Gather up every line that includes the string "title".

***

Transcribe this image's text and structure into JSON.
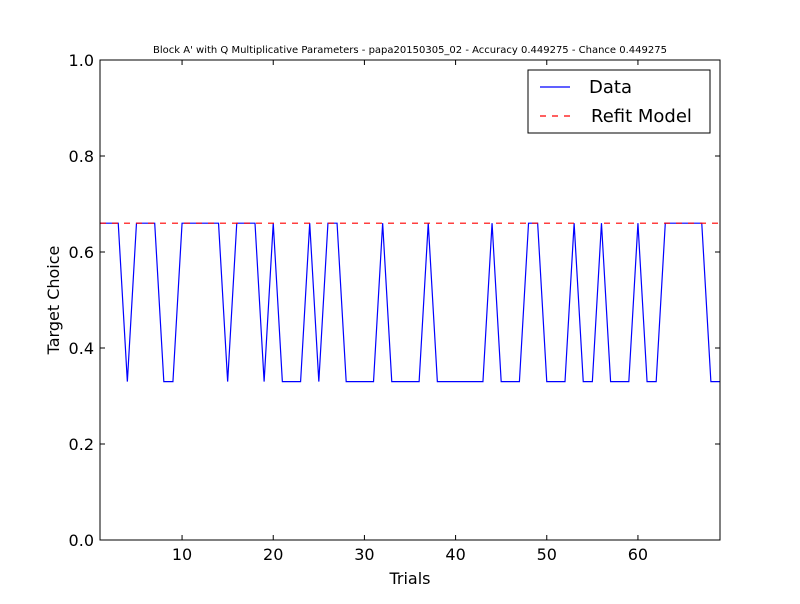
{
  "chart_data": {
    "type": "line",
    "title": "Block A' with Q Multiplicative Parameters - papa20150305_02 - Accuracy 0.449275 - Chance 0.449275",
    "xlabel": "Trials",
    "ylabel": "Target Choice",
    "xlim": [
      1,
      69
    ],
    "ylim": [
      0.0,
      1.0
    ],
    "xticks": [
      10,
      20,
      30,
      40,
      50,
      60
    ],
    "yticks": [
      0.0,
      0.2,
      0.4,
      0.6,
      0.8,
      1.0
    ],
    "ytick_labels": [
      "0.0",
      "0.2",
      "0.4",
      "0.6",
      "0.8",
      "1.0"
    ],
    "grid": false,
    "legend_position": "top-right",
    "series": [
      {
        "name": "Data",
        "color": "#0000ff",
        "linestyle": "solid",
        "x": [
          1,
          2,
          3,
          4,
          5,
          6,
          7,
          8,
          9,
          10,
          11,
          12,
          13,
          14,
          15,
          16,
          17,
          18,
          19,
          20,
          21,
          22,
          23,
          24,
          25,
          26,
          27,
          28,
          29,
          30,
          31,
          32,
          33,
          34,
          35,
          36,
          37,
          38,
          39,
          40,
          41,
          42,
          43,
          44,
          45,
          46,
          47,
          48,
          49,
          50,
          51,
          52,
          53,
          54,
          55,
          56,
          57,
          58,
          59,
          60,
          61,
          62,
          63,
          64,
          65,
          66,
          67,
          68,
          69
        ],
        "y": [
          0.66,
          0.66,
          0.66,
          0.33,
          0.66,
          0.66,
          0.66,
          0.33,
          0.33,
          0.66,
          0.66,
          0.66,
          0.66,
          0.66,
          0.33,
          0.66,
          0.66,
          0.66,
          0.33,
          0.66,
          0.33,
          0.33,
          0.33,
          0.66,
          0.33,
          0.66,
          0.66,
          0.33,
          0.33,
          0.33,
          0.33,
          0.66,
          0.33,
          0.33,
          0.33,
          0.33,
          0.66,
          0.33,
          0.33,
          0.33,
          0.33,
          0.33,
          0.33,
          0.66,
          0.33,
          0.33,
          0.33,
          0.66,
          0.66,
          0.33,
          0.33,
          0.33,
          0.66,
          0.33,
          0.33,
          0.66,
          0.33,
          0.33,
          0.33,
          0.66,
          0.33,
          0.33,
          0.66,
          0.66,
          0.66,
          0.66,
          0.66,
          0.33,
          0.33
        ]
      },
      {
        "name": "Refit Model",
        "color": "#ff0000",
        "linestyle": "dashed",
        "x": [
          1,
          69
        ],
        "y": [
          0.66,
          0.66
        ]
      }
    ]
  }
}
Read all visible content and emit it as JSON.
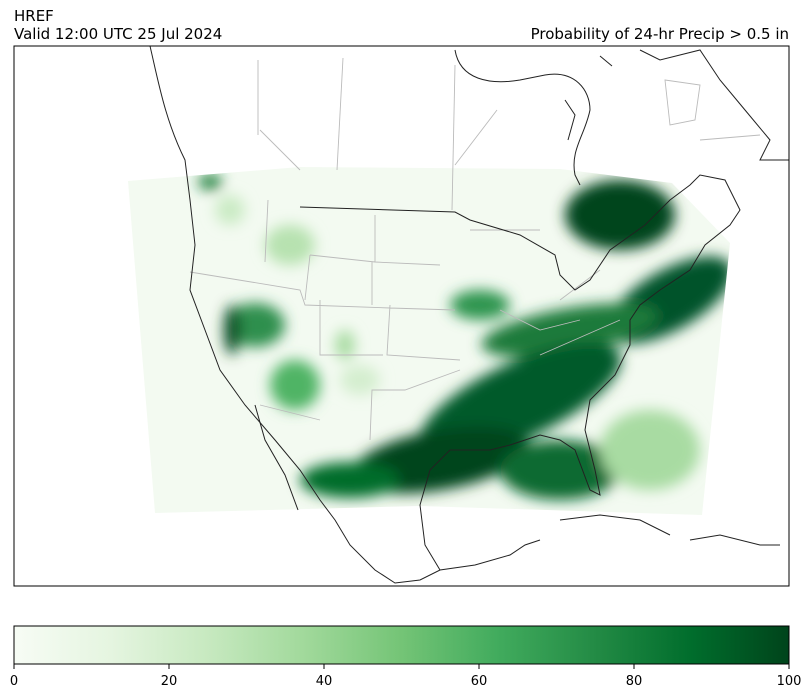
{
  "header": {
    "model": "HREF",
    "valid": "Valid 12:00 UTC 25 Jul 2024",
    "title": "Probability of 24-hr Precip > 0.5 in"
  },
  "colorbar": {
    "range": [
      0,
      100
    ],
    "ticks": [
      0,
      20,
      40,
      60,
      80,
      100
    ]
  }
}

***

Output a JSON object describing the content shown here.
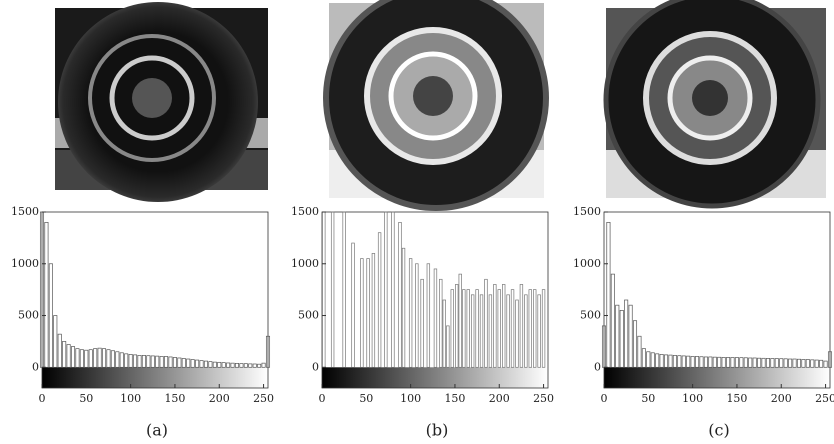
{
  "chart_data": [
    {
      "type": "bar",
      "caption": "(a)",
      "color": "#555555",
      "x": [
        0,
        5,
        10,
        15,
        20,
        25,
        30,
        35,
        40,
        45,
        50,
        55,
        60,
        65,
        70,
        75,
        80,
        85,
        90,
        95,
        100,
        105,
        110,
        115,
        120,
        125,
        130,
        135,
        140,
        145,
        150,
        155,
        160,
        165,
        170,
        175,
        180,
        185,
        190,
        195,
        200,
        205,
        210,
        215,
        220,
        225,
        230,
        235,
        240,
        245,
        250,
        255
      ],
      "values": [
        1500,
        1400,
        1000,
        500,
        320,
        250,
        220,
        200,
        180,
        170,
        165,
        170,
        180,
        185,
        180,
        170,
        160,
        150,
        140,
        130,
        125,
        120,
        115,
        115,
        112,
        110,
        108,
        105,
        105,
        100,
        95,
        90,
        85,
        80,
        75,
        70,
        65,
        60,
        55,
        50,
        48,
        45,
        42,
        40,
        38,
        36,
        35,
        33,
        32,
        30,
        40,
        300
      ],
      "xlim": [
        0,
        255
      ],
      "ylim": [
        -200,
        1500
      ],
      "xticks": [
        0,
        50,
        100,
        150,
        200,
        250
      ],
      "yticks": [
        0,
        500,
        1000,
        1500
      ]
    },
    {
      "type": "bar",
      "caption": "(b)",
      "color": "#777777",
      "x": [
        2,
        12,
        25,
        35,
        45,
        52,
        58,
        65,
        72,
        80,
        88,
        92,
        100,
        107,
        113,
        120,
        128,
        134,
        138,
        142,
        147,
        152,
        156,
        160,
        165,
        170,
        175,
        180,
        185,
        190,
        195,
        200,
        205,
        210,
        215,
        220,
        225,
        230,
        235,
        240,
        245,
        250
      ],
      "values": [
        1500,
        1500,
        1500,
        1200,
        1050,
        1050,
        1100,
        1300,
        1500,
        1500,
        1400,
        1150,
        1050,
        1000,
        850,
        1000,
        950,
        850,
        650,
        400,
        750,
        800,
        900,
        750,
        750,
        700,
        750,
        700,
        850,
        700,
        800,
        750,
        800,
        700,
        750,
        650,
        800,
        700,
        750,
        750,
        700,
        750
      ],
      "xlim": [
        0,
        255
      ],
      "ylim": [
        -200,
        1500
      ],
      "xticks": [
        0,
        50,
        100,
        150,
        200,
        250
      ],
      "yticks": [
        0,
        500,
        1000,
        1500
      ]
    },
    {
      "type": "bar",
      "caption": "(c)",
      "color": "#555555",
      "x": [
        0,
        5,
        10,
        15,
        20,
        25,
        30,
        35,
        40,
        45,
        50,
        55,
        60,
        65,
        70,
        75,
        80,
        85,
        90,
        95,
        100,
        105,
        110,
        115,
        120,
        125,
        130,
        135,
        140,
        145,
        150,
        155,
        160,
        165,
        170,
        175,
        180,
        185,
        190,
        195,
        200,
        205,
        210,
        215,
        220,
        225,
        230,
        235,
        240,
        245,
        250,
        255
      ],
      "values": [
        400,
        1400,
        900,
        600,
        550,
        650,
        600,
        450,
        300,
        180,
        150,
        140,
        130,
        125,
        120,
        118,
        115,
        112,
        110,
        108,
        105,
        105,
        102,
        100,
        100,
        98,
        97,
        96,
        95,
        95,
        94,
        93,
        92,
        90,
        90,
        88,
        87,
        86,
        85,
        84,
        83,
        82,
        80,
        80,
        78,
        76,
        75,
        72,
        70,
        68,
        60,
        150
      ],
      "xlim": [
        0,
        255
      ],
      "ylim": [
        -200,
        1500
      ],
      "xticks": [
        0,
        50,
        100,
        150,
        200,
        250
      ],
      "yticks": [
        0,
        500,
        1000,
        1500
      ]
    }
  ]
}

***

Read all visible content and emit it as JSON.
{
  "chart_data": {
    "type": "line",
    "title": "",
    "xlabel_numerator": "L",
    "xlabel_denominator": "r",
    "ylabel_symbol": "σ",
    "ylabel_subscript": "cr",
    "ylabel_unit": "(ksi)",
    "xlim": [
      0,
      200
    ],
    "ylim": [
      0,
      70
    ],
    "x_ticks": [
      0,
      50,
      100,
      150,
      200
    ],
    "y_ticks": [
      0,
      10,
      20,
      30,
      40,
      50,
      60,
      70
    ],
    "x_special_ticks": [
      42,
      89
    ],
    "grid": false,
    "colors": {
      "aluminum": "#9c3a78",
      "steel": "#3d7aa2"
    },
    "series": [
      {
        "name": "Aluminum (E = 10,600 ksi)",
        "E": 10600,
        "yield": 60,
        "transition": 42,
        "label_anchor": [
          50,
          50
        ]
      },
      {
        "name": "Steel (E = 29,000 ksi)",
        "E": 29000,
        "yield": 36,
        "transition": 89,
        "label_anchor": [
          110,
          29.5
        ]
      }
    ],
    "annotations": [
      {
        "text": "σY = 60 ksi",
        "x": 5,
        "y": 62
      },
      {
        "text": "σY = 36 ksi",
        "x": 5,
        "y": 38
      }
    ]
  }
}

***

» Result of the exercise
    "title": "Block A' with Q Multiplicative Parameters - papa20150305_02 - Accuracy 0.449275 - Chance 0.449275",
    "title": "Probability of 24-hr Precip > 0.5 in"
    "title": "",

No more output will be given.